Data rows:
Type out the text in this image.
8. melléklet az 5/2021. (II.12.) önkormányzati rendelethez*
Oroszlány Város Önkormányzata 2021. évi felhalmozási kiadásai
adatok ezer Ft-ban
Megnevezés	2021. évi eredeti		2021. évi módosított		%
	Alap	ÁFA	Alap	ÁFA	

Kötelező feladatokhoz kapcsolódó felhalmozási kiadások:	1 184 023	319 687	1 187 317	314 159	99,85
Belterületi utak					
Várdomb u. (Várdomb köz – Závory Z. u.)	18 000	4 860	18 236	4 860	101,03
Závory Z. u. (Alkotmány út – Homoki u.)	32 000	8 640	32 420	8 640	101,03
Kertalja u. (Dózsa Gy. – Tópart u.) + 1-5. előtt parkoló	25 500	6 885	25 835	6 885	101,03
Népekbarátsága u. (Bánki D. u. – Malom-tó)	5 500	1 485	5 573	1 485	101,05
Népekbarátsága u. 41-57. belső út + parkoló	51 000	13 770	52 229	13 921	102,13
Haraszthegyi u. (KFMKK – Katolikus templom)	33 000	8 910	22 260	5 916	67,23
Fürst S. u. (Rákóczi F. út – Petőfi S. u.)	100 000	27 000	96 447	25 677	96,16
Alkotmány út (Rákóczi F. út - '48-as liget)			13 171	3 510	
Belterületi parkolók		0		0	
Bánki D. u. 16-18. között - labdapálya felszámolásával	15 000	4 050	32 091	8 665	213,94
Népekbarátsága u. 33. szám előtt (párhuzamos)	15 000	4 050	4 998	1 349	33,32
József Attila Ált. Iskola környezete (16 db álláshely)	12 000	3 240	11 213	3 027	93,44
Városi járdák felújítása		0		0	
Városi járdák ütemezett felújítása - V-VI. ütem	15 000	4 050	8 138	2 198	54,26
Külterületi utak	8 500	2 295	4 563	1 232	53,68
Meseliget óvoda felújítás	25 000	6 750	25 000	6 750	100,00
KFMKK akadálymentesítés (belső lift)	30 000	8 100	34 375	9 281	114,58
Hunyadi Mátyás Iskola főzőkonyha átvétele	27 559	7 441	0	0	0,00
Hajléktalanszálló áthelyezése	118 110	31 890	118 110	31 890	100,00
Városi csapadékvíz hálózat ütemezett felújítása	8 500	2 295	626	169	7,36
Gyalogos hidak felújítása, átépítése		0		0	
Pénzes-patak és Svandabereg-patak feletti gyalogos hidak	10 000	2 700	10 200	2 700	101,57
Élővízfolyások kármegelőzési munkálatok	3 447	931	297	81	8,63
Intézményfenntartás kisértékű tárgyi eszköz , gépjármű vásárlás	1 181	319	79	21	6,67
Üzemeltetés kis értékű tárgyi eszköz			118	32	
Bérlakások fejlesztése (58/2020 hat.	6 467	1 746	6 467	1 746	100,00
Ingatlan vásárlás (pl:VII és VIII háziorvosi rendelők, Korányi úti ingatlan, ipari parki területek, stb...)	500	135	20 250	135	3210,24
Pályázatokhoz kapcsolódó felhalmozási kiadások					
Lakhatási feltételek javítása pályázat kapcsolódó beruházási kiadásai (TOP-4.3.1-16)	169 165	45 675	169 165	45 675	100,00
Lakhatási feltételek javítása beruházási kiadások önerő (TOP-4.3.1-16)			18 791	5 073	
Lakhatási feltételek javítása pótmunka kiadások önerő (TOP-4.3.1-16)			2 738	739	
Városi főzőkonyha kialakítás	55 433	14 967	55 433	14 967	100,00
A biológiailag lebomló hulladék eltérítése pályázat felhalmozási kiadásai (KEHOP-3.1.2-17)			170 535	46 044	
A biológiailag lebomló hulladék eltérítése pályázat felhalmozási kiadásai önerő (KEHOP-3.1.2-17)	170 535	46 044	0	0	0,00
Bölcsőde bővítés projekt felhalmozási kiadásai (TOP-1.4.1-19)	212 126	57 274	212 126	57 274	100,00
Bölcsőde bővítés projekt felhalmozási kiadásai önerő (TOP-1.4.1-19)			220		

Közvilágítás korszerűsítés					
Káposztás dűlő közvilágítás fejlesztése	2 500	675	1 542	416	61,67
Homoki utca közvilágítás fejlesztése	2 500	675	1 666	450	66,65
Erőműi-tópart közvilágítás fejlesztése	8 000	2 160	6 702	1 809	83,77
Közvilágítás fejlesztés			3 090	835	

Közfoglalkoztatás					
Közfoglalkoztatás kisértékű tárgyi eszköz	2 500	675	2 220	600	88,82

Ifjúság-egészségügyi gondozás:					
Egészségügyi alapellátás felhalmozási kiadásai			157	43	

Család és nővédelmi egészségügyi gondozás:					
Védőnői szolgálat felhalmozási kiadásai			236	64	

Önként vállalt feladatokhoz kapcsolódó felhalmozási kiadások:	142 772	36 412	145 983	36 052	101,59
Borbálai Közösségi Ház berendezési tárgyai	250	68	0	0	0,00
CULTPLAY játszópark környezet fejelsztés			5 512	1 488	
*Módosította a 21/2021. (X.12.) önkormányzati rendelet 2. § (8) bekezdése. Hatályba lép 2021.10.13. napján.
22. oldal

Task directions:
In the material above, show every line where the word "fejlesztése" turns up.

Reply to the task:
Bérlakások fejlesztése (58/2020 hat.	6 467	1 746	6 467	1 746	100,00
Káposztás dűlő közvilágítás fejlesztése	2 500	675	1 542	416	61,67
Homoki utca közvilágítás fejlesztése	2 500	675	1 666	450	66,65
Erőműi-tópart közvilágítás fejlesztése	8 000	2 160	6 702	1 809	83,77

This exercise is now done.